How did The WSJ do it?
The Journal reviewed hundreds of financial disclosure forms filed annually from 2010 to 2018 with the Administrative Office of the U.S. Courts. The forms, filed by federal trial and appellate judges, aren’t online. The Journal used the courts’ data as obtained and digitized by the Free Law Project, a nonpartisan legal-research nonprofit.
Then the Journal compared judges’ stockholdings to tens of thousands of court dockets, finding 685 violations. Scholars who reviewed the Journal’s analysis said its methodology was sound.
What have judges said?
Judges offered a variety of explanations for the violations. Some blamed court clerks. Some said their lists of companies to avoid had misspellings that foiled the conflict-screening software. Some said they had only nominal roles in the cases, such as confirming settlements, though there is no legal exemption for such roles.
Some judges misunderstood the law, saying erroneously that they didn’t have to recuse themselves because their stock was held in accounts run by professional money managers.
One judge who had 36 recusal violations, after initially saying he “never really paid much attention” to his stockholdings and wasn’t familiar with the ethics law, told the Journal: “I am embarrassed that I did not properly understand and apply the stock ownership rule.”
What has been the fallout?
After being alerted to violations by the Journal, 63 judges have directed court clerks as of Oct. 6 to notify parties in 365 lawsuits that they should have disqualified themselves and that cases could be reassigned and reopened.
One of those cases was a violation in a New York federal court involving
Exxon Mobil Corp.
Lawyers for the losing party that had sued a unit of the oil company now have asked an appeals court to toss out the ruling and order a review by a new judge because of “the inevitable appearance of partiality that results from these unfortunate circumstances.” The court clerk said the judge’s Exxon holdings didn’t have a bearing on his ruling in favor of the company.
In another case, in an Alabama federal court, a judge ruled against two homeowners in a foreclosure case against Wells Fargo & Co. The judge had bought Wells Fargo stock about two weeks after receiving the case. “This is outrageous,” one of the homeowners said when told the judge held the bank shares. “How am I supposed to know she owns stock in Wells Fargo?”
The homeowners asked the court to reopen the case. The court has assigned a new judge to their suit. The court clerk said the judge’s stockholding didn’t affect her decisions in the case.
What can you do in your case?
If a judge notifies a court clerk of a recusal violation, parties have the option to ask the court to rehear the case with a different judge.
If you have a pending case involving a company, you can ask your lawyer to contact the Administrative Office of the U.S. Courts for the latest financial disclosure forms of the judge to determine whether he or she has any conflicts or violations. But disclosures are filed only annually.
If anyone requests to see judges’ financial disclosures, the judges are told who asked. Some lawyers say this creates a disincentive for them to ask, out of concern about annoying judges in whose courtrooms they frequently appear.

** INFORMATION GIVEN **
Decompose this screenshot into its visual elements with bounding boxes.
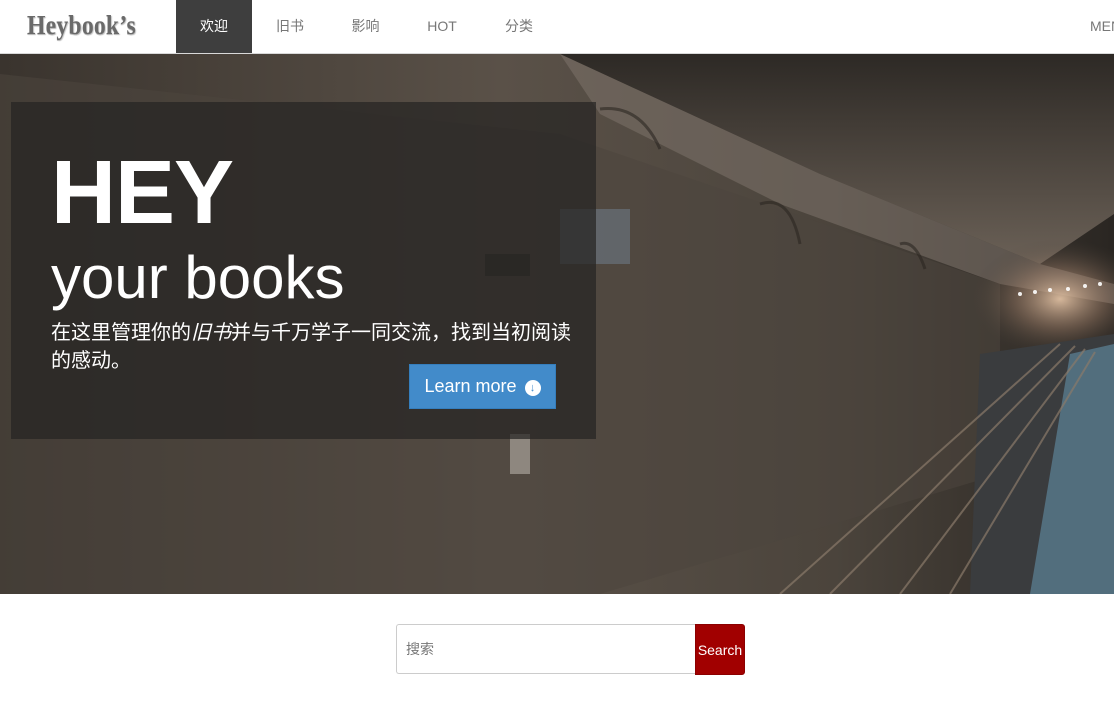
nav-item-impact[interactable]: 影响 (328, 0, 403, 53)
learn-more-button[interactable]: Learn more ↓ (409, 364, 556, 409)
nav-item-old-books-label: 旧书 (276, 18, 304, 34)
arrow-circle-down-icon: ↓ (524, 380, 541, 396)
search-button[interactable]: Search (695, 624, 745, 675)
hero-section: HEY your books 在这里管理你的旧书并与千万学子一同交流，找到当初阅… (0, 54, 1114, 594)
hero-title: HEY (51, 143, 234, 243)
hero-card: HEY your books 在这里管理你的旧书并与千万学子一同交流，找到当初阅… (11, 102, 596, 439)
nav-item-welcome-label: 欢迎 (200, 18, 228, 34)
learn-more-label: Learn more (424, 376, 517, 396)
search-input[interactable] (396, 624, 696, 674)
nav-item-hot[interactable]: HOT (403, 0, 481, 53)
brand-logo[interactable]: Heybook’s (27, 8, 136, 42)
hero-desc-emphasis: 旧书 (191, 322, 231, 344)
menu-toggle-button[interactable]: MENU (1090, 0, 1114, 53)
nav-item-welcome[interactable]: 欢迎 (176, 0, 252, 53)
nav-item-categories-label: 分类 (505, 18, 533, 34)
nav-item-categories[interactable]: 分类 (481, 0, 557, 53)
nav-item-old-books[interactable]: 旧书 (252, 0, 328, 53)
hero-desc-before: 在这里管理你的 (51, 322, 191, 344)
nav-item-impact-label: 影响 (351, 18, 380, 34)
hero-subtitle: your books (51, 244, 345, 311)
top-navbar: Heybook’s 欢迎 旧书 影响 HOT 分类 MENU (0, 0, 1114, 54)
nav-item-hot-label: HOT (427, 18, 457, 34)
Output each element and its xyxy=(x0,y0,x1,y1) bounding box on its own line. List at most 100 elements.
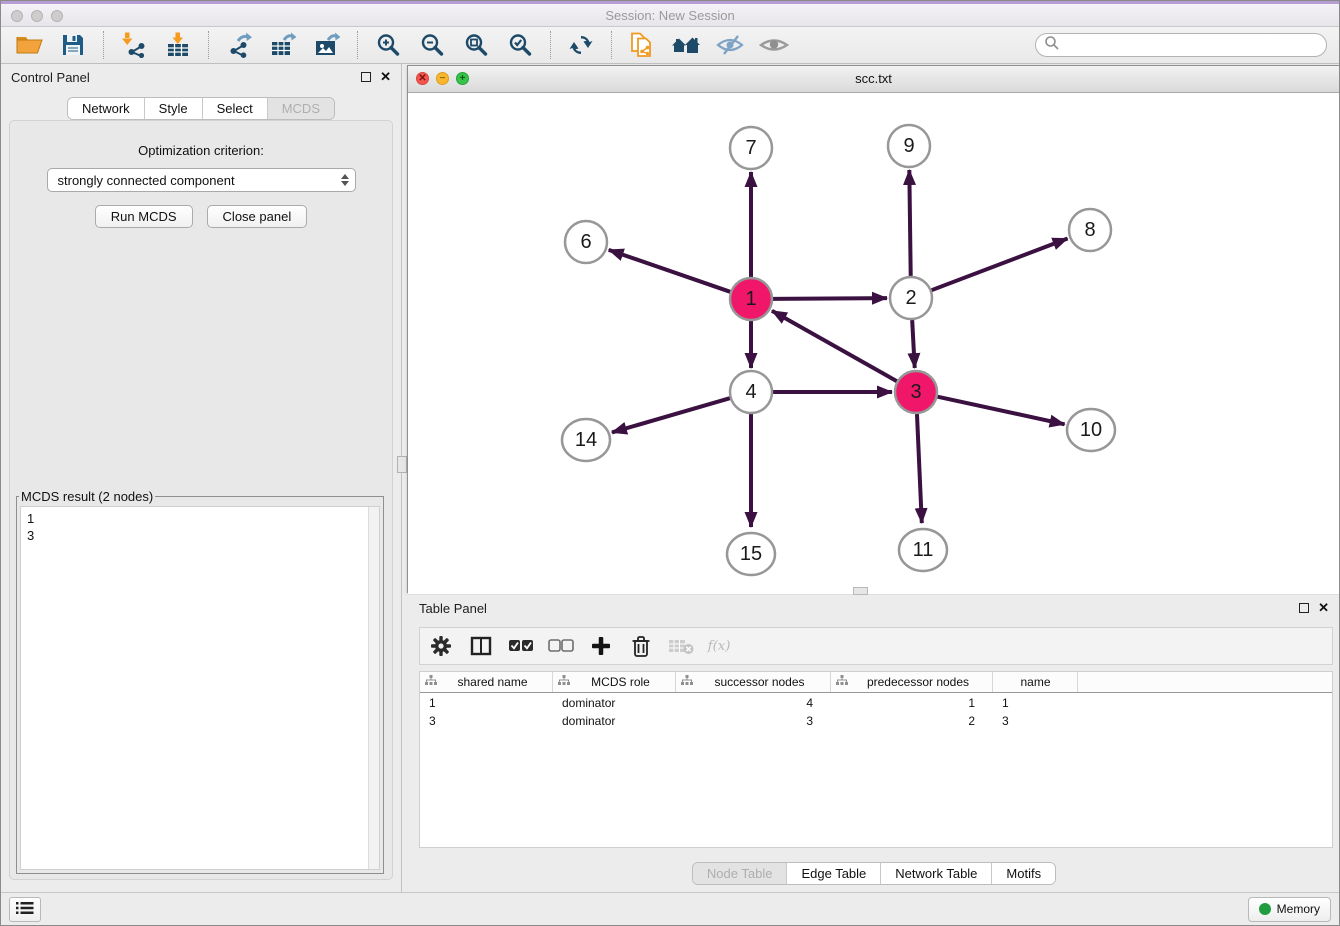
tab-group: Node TableEdge TableNetwork TableMotifs xyxy=(692,862,1056,885)
tree-icon xyxy=(681,675,693,689)
tab-motifs[interactable]: Motifs xyxy=(992,863,1055,884)
graph-node-label-10: 10 xyxy=(1080,419,1102,441)
table-panel-title: Table Panel xyxy=(419,601,1291,616)
column-label: successor nodes xyxy=(693,675,830,689)
float-panel-icon[interactable] xyxy=(361,72,371,82)
export-network-icon[interactable] xyxy=(223,30,255,60)
graph-edge-1-6[interactable] xyxy=(609,250,731,292)
table-panel-header: Table Panel ✕ xyxy=(407,595,1340,621)
window-title: Session: New Session xyxy=(1,8,1339,23)
criterion-dropdown[interactable]: strongly connected component xyxy=(47,168,356,192)
run-mcds-button[interactable]: Run MCDS xyxy=(95,205,193,228)
graph-edge-2-9[interactable] xyxy=(909,170,910,276)
import-table-icon[interactable] xyxy=(162,30,194,60)
tab-edge-table[interactable]: Edge Table xyxy=(787,863,881,884)
graph-node-label-15: 15 xyxy=(740,543,762,565)
status-bar: Memory xyxy=(1,892,1339,925)
tab-network-table[interactable]: Network Table xyxy=(881,863,992,884)
table-row[interactable]: 1dominator411 xyxy=(420,695,1332,711)
open-file-icon[interactable] xyxy=(13,30,45,60)
tab-node-table[interactable]: Node Table xyxy=(693,863,788,884)
save-session-icon[interactable] xyxy=(57,30,89,60)
graph-node-label-9: 9 xyxy=(903,135,914,157)
zoom-fit-icon[interactable] xyxy=(460,30,492,60)
close-table-panel-icon[interactable]: ✕ xyxy=(1318,603,1329,613)
column-view-icon[interactable] xyxy=(466,631,496,661)
mcds-result-area[interactable]: 1 3 xyxy=(20,506,380,870)
network-window-title: scc.txt xyxy=(408,71,1339,86)
graph-edge-3-11[interactable] xyxy=(917,414,922,523)
column-header-shared-name[interactable]: shared name xyxy=(420,672,553,692)
tab-group: NetworkStyleSelectMCDS xyxy=(67,97,335,120)
network-view-window: ✕ − + scc.txt 7968124314101511 xyxy=(407,65,1340,593)
vertical-splitter-handle[interactable] xyxy=(397,456,407,473)
table-panel-tabs: Node TableEdge TableNetwork TableMotifs xyxy=(407,862,1340,885)
delete-icon[interactable] xyxy=(626,631,656,661)
table-cell[interactable]: dominator xyxy=(553,714,676,728)
tab-mcds[interactable]: MCDS xyxy=(268,98,334,119)
toolbar-separator xyxy=(103,31,104,59)
import-network-icon[interactable] xyxy=(118,30,150,60)
memory-button[interactable]: Memory xyxy=(1248,897,1331,922)
horizontal-splitter-handle[interactable] xyxy=(853,587,868,595)
graph-edge-3-1[interactable] xyxy=(772,311,897,381)
task-list-button[interactable] xyxy=(9,897,41,922)
select-all-icon[interactable] xyxy=(506,631,536,661)
table-cell[interactable]: 1 xyxy=(993,696,1078,710)
graph-node-label-6: 6 xyxy=(580,231,591,253)
column-header-MCDS-role[interactable]: MCDS role xyxy=(553,672,676,692)
table-cell[interactable]: 1 xyxy=(831,696,993,710)
show-eye-icon[interactable] xyxy=(758,30,790,60)
search-box[interactable] xyxy=(1035,33,1327,57)
table-cell[interactable]: 3 xyxy=(676,714,831,728)
tab-network[interactable]: Network xyxy=(68,98,145,119)
network-file-icon[interactable] xyxy=(626,30,658,60)
column-label: predecessor nodes xyxy=(848,675,992,689)
deselect-all-icon[interactable] xyxy=(546,631,576,661)
memory-status-icon xyxy=(1259,903,1271,915)
network-graph[interactable]: 7968124314101511 xyxy=(408,93,1339,593)
table-cell[interactable]: 1 xyxy=(420,696,553,710)
graph-edge-2-8[interactable] xyxy=(932,239,1068,291)
column-label: shared name xyxy=(437,675,552,689)
home-icon[interactable] xyxy=(670,30,702,60)
criterion-value: strongly connected component xyxy=(58,173,341,188)
network-canvas[interactable]: 7968124314101511 xyxy=(408,93,1339,594)
tab-select[interactable]: Select xyxy=(203,98,268,119)
table-cell[interactable]: 3 xyxy=(420,714,553,728)
float-table-panel-icon[interactable] xyxy=(1299,603,1309,613)
table-cell[interactable]: dominator xyxy=(553,696,676,710)
graph-edge-2-3[interactable] xyxy=(912,320,915,368)
zoom-selected-icon[interactable] xyxy=(504,30,536,60)
zoom-in-icon[interactable] xyxy=(372,30,404,60)
hide-eye-icon[interactable] xyxy=(714,30,746,60)
toolbar-separator xyxy=(357,31,358,59)
tab-style[interactable]: Style xyxy=(145,98,203,119)
graph-edge-4-14[interactable] xyxy=(612,398,730,432)
table-cell[interactable]: 3 xyxy=(993,714,1078,728)
toolbar-separator xyxy=(208,31,209,59)
column-label: name xyxy=(998,675,1077,689)
column-header-predecessor-nodes[interactable]: predecessor nodes xyxy=(831,672,993,692)
memory-label: Memory xyxy=(1277,902,1320,916)
graph-edge-1-2[interactable] xyxy=(773,298,887,299)
control-panel-header: Control Panel ✕ xyxy=(1,64,401,90)
column-header-successor-nodes[interactable]: successor nodes xyxy=(676,672,831,692)
network-window-titlebar[interactable]: ✕ − + scc.txt xyxy=(408,66,1339,93)
table-row[interactable]: 3dominator323 xyxy=(420,713,1332,729)
table-cell[interactable]: 4 xyxy=(676,696,831,710)
zoom-out-icon[interactable] xyxy=(416,30,448,60)
search-input[interactable] xyxy=(1065,37,1318,53)
close-panel-button[interactable]: Close panel xyxy=(207,205,308,228)
close-panel-icon[interactable]: ✕ xyxy=(380,72,391,82)
column-header-name[interactable]: name xyxy=(993,672,1078,692)
gear-icon[interactable] xyxy=(426,631,456,661)
refresh-icon[interactable] xyxy=(565,30,597,60)
table-cell[interactable]: 2 xyxy=(831,714,993,728)
search-icon xyxy=(1044,35,1060,56)
export-image-icon[interactable] xyxy=(311,30,343,60)
graph-edge-3-10[interactable] xyxy=(937,397,1064,425)
mcds-scrollbar[interactable] xyxy=(368,507,379,869)
export-table-icon[interactable] xyxy=(267,30,299,60)
add-icon[interactable] xyxy=(586,631,616,661)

** INSTRUCTIONS **
a: Sum up the explainer on judges' stock conflicts in two sentences.
b: Swap "oil company" for "energy company" in the explainer on judges' stock conflicts, and give the passage from "One of those" to "of the company." with that change.

** ANSWERS BY TASK **
a: The Wall Street Journal compared federal judges' stockholdings, taken from financial disclosure forms filed from 2010 to 2018, with tens of thousands of court dockets and found 685 violations. After the Journal alerted them, 63 judges had directed court clerks as of Oct. 6 to notify parties in 365 lawsuits that they should have disqualified themselves and that the cases could be reassigned and reopened.

b:
One of those cases was a violation in a New York federal court involving
Exxon Mobil Corp.
Lawyers for the losing party that had sued a unit of the energy company now have asked an appeals court to toss out the ruling and order a review by a new judge because of “the inevitable appearance of partiality that results from these unfortunate circumstances.” The court clerk said the judge’s Exxon holdings didn’t have a bearing on his ruling in favor of the company.